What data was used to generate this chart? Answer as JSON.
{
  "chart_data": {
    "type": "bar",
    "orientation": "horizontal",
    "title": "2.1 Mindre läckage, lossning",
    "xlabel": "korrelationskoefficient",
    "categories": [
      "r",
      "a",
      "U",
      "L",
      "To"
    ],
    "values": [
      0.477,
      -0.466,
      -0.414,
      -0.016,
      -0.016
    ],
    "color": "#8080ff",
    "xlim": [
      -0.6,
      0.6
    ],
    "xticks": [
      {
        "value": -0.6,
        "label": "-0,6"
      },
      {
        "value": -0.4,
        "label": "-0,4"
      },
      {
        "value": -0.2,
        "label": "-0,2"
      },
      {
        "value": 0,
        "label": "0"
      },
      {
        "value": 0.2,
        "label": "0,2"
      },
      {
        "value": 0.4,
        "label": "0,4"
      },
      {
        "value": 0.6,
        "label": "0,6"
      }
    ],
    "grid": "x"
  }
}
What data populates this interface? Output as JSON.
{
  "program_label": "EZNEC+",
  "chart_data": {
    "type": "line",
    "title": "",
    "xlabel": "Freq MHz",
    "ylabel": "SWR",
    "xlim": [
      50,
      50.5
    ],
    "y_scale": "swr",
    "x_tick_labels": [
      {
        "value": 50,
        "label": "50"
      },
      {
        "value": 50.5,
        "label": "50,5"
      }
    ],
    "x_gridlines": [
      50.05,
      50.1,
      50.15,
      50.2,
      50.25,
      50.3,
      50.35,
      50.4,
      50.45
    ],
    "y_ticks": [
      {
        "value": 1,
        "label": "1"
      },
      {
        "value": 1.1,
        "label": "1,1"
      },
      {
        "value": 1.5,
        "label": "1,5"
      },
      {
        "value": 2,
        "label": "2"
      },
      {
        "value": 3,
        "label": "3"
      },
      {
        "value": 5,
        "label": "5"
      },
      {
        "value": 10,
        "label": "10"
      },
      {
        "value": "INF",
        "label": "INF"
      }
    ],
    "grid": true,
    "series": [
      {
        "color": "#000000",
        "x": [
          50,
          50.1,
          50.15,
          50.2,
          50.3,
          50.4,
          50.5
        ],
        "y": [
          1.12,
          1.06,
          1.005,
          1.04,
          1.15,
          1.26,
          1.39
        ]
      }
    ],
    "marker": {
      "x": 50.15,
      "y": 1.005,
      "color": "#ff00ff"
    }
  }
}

** Set task **
Find the lines containing "What" and list every one of them.

** Output of the task **
What data was used to generate this chart? Answer as JSON.
What data populates this interface? Output as JSON.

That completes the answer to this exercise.